Stored records
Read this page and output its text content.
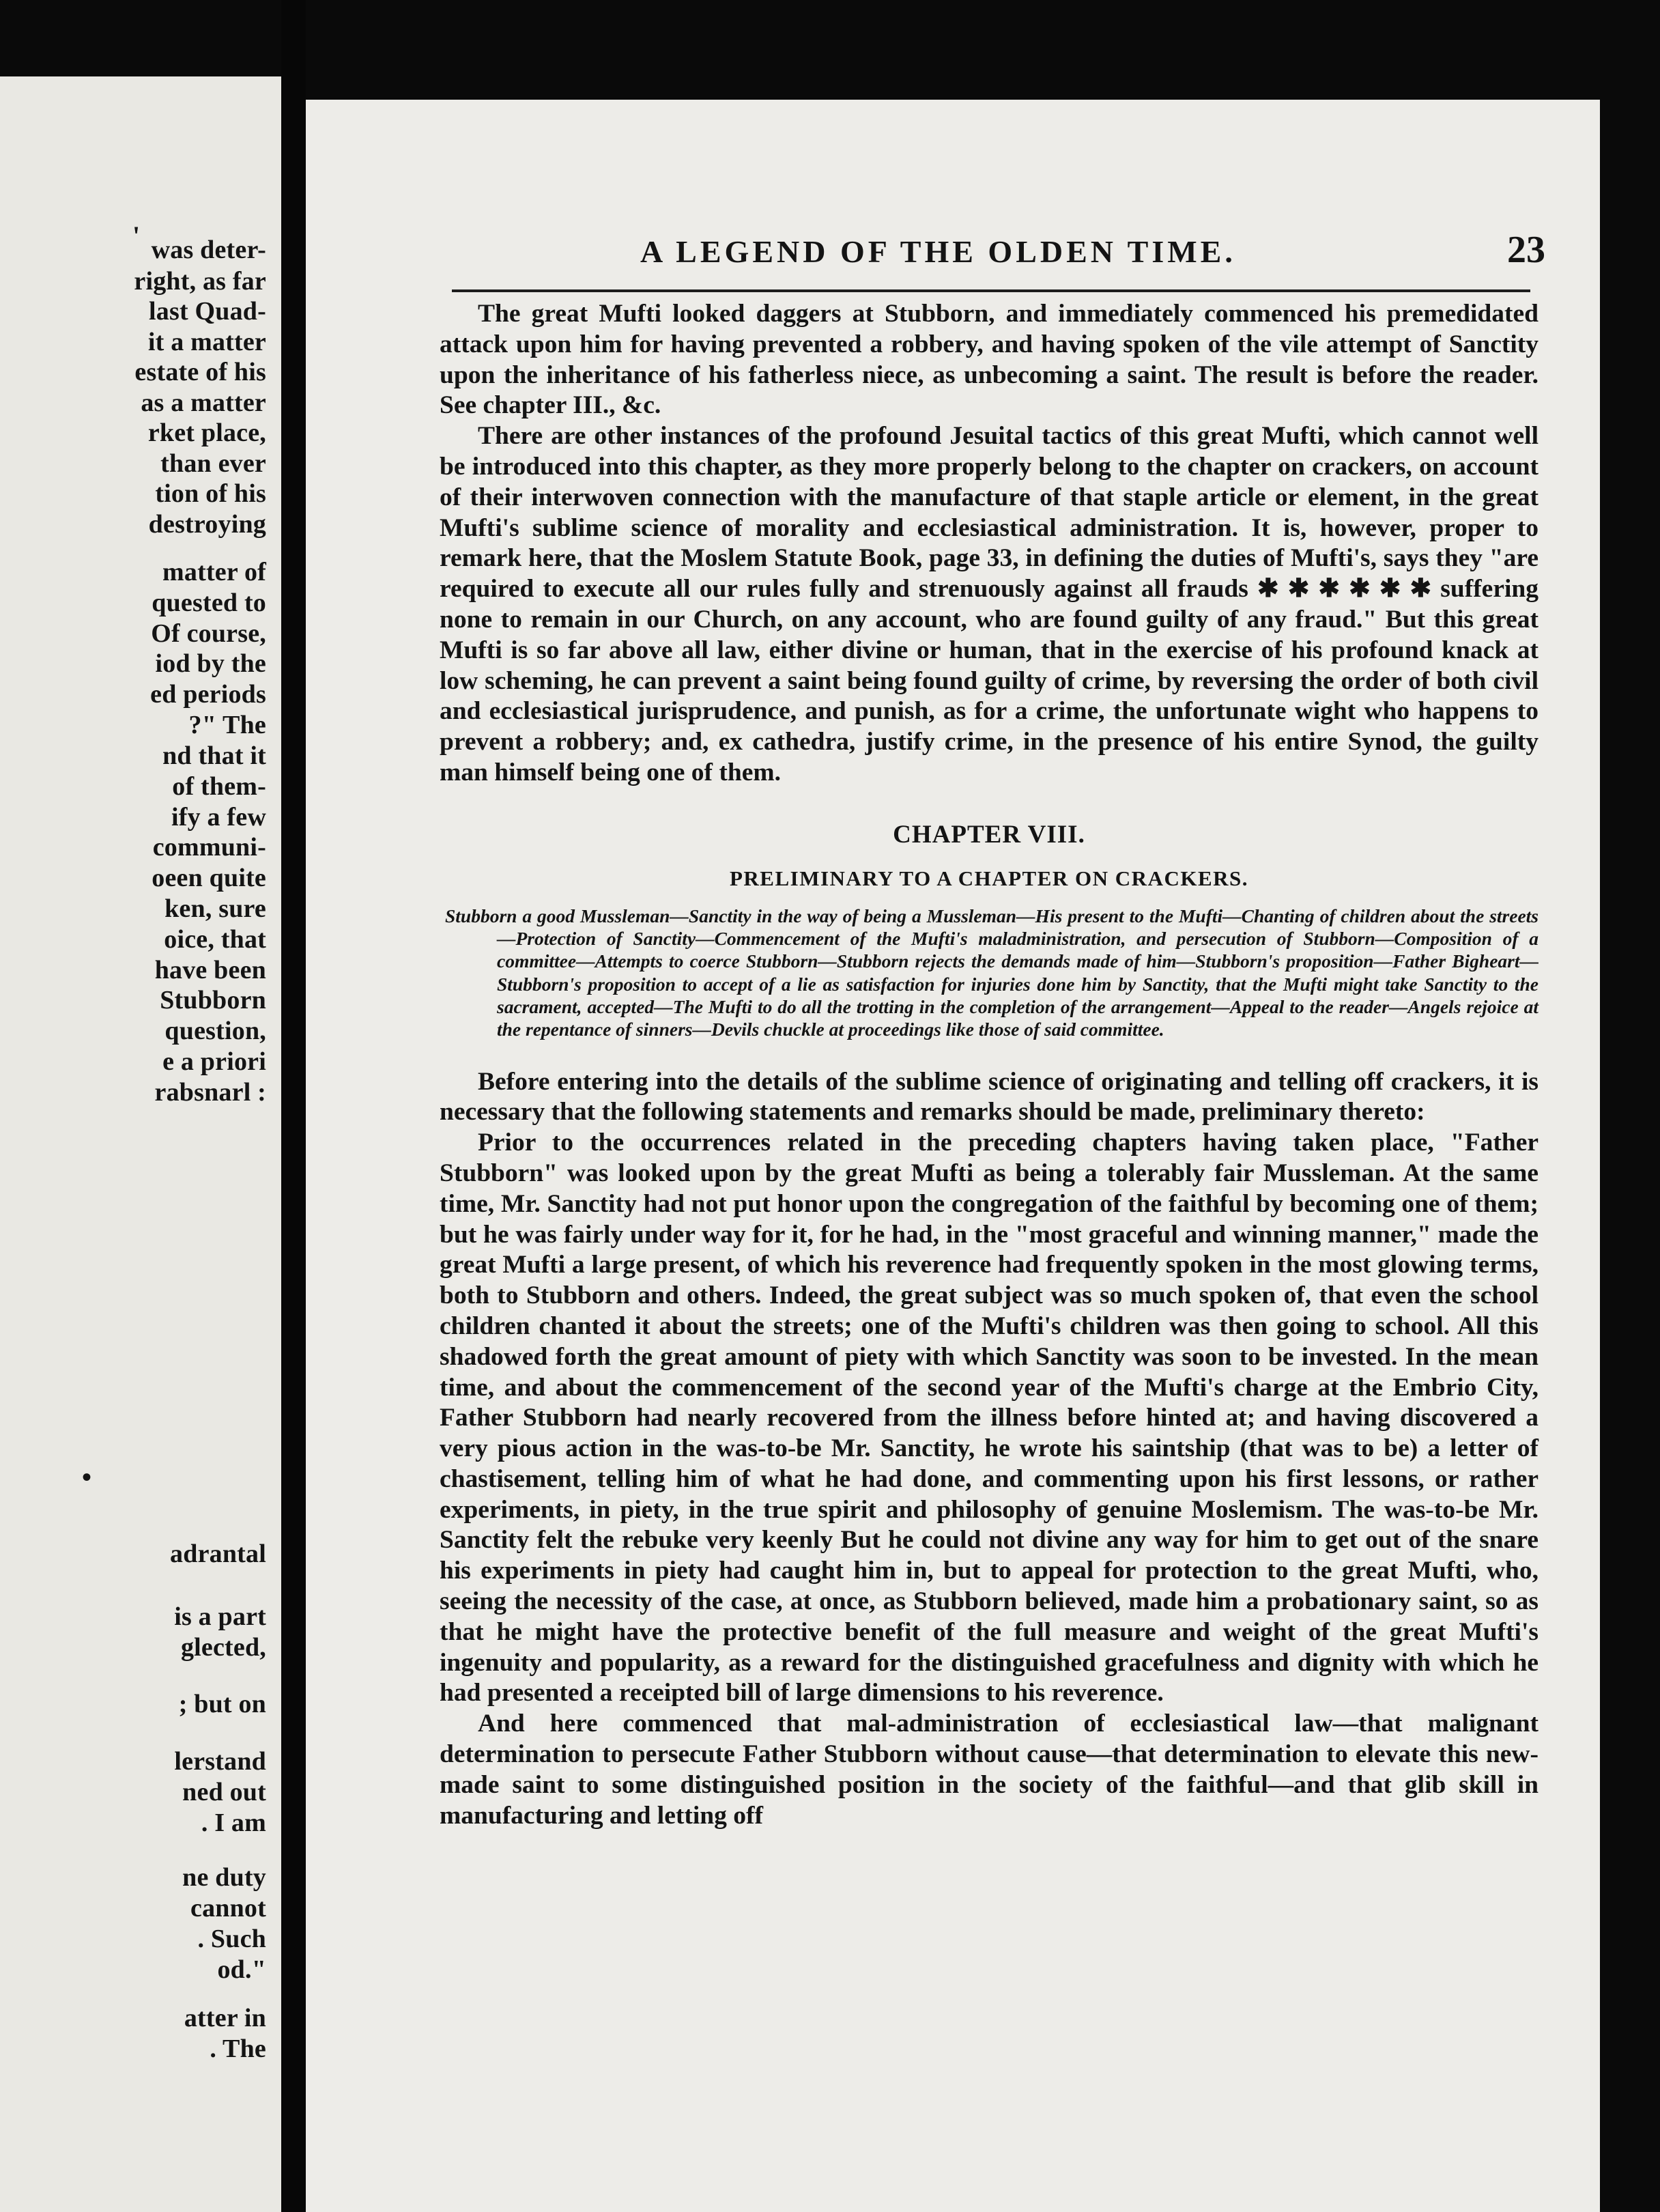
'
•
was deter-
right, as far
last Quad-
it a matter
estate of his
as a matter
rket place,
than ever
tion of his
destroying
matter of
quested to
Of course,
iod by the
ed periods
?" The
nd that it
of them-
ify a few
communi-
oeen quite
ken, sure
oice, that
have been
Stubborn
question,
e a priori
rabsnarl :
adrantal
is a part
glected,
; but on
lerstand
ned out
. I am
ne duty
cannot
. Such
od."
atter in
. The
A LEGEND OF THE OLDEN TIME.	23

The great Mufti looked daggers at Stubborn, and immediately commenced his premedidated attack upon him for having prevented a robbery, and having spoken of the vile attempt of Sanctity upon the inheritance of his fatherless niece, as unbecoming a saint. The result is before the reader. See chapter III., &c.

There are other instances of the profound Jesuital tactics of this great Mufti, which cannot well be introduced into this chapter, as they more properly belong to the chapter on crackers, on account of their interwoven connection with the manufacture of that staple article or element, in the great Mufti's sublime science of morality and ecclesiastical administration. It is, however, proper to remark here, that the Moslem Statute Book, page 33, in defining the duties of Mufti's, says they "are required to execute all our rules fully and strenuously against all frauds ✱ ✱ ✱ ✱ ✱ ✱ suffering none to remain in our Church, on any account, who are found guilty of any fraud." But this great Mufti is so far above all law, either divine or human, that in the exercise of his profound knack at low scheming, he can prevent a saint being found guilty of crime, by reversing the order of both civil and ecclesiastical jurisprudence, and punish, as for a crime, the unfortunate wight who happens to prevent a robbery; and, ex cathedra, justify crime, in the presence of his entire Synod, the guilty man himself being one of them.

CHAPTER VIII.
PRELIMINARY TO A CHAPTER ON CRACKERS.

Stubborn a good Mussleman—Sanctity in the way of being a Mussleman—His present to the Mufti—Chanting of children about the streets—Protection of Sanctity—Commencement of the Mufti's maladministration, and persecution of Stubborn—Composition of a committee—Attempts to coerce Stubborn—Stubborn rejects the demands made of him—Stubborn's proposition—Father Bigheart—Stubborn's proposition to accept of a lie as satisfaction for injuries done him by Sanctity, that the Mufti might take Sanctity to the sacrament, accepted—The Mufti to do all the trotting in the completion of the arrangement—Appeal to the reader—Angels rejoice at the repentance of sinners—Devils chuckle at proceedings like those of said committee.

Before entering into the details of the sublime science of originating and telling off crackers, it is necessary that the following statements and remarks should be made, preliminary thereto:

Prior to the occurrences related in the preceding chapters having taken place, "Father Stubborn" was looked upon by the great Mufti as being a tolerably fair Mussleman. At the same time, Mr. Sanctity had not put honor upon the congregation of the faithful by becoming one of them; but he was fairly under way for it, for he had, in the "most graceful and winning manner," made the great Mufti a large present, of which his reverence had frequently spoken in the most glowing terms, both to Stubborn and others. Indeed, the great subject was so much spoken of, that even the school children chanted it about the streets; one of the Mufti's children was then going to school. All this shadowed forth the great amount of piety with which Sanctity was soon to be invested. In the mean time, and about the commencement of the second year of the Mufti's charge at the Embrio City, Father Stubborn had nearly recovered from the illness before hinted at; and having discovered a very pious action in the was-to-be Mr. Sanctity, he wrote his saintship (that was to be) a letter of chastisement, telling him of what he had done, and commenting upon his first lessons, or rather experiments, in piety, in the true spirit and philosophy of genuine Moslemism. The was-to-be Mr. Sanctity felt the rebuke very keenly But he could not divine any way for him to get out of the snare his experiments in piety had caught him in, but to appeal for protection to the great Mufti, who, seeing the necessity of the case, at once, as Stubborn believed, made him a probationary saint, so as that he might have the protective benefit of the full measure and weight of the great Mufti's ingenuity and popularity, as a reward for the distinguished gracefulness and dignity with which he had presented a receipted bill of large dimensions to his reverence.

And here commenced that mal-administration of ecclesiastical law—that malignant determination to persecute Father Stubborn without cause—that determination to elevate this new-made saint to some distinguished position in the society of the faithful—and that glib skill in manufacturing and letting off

Instruction
Take the listing above and print it exactly, apart from the pictures.

Solved problem
Read this page and output its text content.
'
•
was deter-
right, as far
last Quad-
it a matter
estate of his
as a matter
rket place,
than ever
tion of his
destroying
matter of
quested to
Of course,
iod by the
ed periods
?" The
nd that it
of them-
ify a few
communi-
oeen quite
ken, sure
oice, that
have been
Stubborn
question,
e a priori
rabsnarl :
adrantal
is a part
glected,
; but on
lerstand
ned out
. I am
ne duty
cannot
. Such
od."
atter in
. The
A LEGEND OF THE OLDEN TIME.	23

The great Mufti looked daggers at Stubborn, and immediately commenced his premedidated attack upon him for having prevented a robbery, and having spoken of the vile attempt of Sanctity upon the inheritance of his fatherless niece, as unbecoming a saint. The result is before the reader. See chapter III., &c.

There are other instances of the profound Jesuital tactics of this great Mufti, which cannot well be introduced into this chapter, as they more properly belong to the chapter on crackers, on account of their interwoven connection with the manufacture of that staple article or element, in the great Mufti's sublime science of morality and ecclesiastical administration. It is, however, proper to remark here, that the Moslem Statute Book, page 33, in defining the duties of Mufti's, says they "are required to execute all our rules fully and strenuously against all frauds ✱ ✱ ✱ ✱ ✱ ✱ suffering none to remain in our Church, on any account, who are found guilty of any fraud." But this great Mufti is so far above all law, either divine or human, that in the exercise of his profound knack at low scheming, he can prevent a saint being found guilty of crime, by reversing the order of both civil and ecclesiastical jurisprudence, and punish, as for a crime, the unfortunate wight who happens to prevent a robbery; and, ex cathedra, justify crime, in the presence of his entire Synod, the guilty man himself being one of them.

CHAPTER VIII.
PRELIMINARY TO A CHAPTER ON CRACKERS.

Stubborn a good Mussleman—Sanctity in the way of being a Mussleman—His present to the Mufti—Chanting of children about the streets—Protection of Sanctity—Commencement of the Mufti's maladministration, and persecution of Stubborn—Composition of a committee—Attempts to coerce Stubborn—Stubborn rejects the demands made of him—Stubborn's proposition—Father Bigheart—Stubborn's proposition to accept of a lie as satisfaction for injuries done him by Sanctity, that the Mufti might take Sanctity to the sacrament, accepted—The Mufti to do all the trotting in the completion of the arrangement—Appeal to the reader—Angels rejoice at the repentance of sinners—Devils chuckle at proceedings like those of said committee.

Before entering into the details of the sublime science of originating and telling off crackers, it is necessary that the following statements and remarks should be made, preliminary thereto:

Prior to the occurrences related in the preceding chapters having taken place, "Father Stubborn" was looked upon by the great Mufti as being a tolerably fair Mussleman. At the same time, Mr. Sanctity had not put honor upon the congregation of the faithful by becoming one of them; but he was fairly under way for it, for he had, in the "most graceful and winning manner," made the great Mufti a large present, of which his reverence had frequently spoken in the most glowing terms, both to Stubborn and others. Indeed, the great subject was so much spoken of, that even the school children chanted it about the streets; one of the Mufti's children was then going to school. All this shadowed forth the great amount of piety with which Sanctity was soon to be invested. In the mean time, and about the commencement of the second year of the Mufti's charge at the Embrio City, Father Stubborn had nearly recovered from the illness before hinted at; and having discovered a very pious action in the was-to-be Mr. Sanctity, he wrote his saintship (that was to be) a letter of chastisement, telling him of what he had done, and commenting upon his first lessons, or rather experiments, in piety, in the true spirit and philosophy of genuine Moslemism. The was-to-be Mr. Sanctity felt the rebuke very keenly But he could not divine any way for him to get out of the snare his experiments in piety had caught him in, but to appeal for protection to the great Mufti, who, seeing the necessity of the case, at once, as Stubborn believed, made him a probationary saint, so as that he might have the protective benefit of the full measure and weight of the great Mufti's ingenuity and popularity, as a reward for the distinguished gracefulness and dignity with which he had presented a receipted bill of large dimensions to his reverence.

And here commenced that mal-administration of ecclesiastical law—that malignant determination to persecute Father Stubborn without cause—that determination to elevate this new-made saint to some distinguished position in the society of the faithful—and that glib skill in manufacturing and letting off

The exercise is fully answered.